WHAT THIS TASK INVOLVES.
Give the number of lines that contain the string "ตรวจแล", please, and nothing else.
── TASK MATERIAL ──
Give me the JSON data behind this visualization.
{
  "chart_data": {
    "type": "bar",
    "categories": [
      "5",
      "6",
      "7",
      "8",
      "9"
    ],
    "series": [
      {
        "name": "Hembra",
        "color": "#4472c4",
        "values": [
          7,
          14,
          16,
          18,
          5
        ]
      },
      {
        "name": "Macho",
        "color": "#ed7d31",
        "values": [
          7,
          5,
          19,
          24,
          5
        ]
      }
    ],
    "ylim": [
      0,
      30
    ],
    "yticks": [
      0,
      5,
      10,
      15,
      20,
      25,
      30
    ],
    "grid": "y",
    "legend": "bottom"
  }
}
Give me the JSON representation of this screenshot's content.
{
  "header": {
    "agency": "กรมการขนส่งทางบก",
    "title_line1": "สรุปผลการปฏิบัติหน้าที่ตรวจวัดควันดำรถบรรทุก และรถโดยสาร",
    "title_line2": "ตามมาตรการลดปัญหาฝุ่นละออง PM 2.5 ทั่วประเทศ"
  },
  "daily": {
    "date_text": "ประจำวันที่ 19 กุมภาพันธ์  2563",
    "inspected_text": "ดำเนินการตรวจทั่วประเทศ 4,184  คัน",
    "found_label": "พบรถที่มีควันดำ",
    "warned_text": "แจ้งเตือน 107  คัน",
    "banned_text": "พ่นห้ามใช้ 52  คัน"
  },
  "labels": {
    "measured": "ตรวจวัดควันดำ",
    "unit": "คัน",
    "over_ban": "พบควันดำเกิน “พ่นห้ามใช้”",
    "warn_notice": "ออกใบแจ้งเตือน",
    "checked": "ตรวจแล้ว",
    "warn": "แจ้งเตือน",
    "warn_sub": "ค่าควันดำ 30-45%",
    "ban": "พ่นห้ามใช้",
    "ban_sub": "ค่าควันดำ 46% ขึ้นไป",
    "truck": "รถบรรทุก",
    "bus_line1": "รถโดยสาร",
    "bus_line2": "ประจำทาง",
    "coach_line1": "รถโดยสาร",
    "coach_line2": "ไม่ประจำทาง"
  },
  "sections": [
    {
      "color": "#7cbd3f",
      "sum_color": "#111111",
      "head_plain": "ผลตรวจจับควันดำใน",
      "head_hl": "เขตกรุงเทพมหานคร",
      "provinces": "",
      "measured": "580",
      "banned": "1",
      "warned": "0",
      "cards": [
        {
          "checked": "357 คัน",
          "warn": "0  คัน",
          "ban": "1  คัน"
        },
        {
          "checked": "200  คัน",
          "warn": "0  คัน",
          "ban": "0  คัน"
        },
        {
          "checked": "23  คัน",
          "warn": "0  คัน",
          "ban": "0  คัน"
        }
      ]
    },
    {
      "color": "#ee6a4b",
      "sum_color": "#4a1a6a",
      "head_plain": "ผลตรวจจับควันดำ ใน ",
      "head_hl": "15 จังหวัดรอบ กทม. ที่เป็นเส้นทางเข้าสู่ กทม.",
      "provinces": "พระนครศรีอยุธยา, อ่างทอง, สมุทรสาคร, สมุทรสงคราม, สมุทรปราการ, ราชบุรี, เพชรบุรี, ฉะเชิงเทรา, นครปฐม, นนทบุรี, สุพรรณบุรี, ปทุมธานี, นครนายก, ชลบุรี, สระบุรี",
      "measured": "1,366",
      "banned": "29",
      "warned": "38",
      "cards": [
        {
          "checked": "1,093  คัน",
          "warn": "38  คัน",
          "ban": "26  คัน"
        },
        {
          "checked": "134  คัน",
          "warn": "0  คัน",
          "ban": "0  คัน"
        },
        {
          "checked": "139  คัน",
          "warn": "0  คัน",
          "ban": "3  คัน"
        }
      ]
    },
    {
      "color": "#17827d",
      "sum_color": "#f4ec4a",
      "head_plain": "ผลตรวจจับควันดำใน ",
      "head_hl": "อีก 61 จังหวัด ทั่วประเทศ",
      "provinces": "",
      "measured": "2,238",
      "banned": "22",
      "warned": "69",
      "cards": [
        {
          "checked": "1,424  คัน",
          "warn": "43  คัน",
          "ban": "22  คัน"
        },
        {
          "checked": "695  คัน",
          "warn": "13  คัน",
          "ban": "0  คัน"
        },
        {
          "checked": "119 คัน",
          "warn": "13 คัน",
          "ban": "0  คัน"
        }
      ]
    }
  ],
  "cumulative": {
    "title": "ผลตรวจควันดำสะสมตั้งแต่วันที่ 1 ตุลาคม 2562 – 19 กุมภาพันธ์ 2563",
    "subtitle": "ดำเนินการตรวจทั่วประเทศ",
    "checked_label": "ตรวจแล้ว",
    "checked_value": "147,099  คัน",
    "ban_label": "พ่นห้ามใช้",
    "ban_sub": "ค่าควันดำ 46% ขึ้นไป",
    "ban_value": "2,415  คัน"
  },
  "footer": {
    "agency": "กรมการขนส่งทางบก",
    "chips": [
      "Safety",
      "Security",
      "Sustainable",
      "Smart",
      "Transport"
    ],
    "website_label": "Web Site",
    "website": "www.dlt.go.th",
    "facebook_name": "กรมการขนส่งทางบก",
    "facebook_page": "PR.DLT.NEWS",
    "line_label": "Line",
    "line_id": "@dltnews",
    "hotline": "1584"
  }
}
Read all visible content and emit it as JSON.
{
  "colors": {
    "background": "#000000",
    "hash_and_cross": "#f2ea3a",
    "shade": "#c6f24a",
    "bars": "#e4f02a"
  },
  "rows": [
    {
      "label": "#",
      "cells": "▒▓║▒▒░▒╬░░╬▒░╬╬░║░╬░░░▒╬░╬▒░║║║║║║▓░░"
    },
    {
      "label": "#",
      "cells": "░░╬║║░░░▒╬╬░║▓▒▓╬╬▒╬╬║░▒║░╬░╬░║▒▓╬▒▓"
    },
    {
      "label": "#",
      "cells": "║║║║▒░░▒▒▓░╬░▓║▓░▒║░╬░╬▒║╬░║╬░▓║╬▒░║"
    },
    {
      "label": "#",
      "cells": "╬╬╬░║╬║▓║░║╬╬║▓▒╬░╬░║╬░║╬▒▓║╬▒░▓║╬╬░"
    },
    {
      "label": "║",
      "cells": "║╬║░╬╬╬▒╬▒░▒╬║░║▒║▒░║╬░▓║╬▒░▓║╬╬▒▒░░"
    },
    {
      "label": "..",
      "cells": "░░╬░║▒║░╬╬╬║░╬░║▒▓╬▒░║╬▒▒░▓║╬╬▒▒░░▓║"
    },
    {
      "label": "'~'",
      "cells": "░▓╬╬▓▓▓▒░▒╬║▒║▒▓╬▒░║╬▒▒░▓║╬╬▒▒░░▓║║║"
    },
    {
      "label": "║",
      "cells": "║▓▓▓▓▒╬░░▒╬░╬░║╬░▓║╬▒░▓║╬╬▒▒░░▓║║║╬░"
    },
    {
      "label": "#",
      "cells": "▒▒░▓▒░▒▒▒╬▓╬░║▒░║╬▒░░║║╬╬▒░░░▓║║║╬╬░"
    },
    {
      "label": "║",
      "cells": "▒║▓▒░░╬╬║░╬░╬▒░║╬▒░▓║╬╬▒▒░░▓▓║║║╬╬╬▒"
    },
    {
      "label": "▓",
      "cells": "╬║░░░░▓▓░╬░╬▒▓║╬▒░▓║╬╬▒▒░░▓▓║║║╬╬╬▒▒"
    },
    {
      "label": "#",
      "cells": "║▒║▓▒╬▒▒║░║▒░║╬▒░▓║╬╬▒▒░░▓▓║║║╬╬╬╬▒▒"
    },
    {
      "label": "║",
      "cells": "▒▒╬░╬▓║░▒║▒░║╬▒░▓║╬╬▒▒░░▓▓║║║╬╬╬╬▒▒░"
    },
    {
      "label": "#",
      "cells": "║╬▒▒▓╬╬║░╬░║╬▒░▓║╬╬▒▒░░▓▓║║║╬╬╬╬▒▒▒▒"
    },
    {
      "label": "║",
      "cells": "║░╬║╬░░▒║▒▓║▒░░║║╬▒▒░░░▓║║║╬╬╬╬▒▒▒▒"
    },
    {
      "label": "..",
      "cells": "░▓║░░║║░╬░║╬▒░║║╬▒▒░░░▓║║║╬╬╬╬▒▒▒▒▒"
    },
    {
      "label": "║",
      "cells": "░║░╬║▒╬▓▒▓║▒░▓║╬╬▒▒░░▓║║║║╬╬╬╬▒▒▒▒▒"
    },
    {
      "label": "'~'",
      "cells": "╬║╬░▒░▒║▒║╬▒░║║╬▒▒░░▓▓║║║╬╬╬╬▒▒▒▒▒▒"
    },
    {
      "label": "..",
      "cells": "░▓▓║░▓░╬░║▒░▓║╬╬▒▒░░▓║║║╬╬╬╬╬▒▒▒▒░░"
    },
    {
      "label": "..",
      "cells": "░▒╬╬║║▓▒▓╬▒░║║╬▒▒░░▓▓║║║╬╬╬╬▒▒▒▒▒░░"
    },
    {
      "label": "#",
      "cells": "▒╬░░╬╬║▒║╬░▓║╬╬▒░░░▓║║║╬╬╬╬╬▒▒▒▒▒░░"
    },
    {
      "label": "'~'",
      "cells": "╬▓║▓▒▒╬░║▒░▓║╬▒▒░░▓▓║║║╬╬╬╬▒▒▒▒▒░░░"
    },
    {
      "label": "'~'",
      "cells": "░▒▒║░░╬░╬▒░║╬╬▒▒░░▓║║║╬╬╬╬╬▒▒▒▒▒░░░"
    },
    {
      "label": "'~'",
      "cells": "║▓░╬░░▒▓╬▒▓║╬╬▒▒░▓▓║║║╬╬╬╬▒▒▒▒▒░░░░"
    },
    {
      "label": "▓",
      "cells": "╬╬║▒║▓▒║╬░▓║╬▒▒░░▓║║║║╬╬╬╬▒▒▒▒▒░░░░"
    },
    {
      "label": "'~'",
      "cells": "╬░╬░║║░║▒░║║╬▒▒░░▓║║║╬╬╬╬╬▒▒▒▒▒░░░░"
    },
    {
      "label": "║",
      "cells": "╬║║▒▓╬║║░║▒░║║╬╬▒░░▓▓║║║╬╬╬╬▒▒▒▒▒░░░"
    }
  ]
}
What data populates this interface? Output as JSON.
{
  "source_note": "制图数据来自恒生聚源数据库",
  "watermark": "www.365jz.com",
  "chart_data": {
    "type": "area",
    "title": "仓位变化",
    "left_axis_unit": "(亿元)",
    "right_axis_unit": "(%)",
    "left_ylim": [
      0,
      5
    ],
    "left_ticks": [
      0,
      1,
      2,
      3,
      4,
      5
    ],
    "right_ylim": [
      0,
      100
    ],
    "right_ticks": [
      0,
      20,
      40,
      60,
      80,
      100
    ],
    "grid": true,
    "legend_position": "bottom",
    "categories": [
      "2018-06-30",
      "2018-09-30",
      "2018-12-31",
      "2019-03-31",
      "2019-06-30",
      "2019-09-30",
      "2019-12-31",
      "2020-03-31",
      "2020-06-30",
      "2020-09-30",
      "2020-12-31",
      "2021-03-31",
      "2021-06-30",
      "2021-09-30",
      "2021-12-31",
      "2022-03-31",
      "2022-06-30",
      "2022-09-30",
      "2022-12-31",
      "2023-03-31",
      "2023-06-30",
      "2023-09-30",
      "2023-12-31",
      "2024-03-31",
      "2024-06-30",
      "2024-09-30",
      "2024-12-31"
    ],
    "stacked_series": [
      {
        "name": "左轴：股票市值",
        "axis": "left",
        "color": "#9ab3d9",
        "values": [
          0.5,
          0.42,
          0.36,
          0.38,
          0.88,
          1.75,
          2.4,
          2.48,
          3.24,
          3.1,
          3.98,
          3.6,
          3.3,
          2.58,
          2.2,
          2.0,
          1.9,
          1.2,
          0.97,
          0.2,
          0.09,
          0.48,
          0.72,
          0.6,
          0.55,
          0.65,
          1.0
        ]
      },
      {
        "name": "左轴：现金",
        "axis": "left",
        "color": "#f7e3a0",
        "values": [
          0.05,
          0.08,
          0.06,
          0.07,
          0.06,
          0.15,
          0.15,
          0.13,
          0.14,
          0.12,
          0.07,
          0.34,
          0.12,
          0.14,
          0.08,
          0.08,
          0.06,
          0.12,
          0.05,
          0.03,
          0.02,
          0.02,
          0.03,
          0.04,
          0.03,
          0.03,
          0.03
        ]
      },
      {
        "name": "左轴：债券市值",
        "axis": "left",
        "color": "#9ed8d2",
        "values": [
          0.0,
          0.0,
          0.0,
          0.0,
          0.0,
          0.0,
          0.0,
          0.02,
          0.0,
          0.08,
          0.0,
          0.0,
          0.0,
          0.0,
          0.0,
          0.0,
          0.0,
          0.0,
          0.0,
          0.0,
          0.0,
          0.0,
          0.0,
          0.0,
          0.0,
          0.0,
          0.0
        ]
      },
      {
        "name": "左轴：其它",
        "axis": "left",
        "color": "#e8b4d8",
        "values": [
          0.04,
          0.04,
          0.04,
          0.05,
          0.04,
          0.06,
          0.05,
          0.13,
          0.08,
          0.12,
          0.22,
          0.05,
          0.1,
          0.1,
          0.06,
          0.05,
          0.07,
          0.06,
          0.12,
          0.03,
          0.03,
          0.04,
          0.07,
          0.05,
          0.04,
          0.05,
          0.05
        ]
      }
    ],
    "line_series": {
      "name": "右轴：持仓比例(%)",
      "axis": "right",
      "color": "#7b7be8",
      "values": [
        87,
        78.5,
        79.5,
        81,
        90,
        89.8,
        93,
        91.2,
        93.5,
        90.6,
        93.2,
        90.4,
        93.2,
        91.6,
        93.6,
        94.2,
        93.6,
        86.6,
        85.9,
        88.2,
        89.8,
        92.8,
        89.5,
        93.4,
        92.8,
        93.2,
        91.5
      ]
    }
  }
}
───
ANSWER TO THIS EXERCISE.
2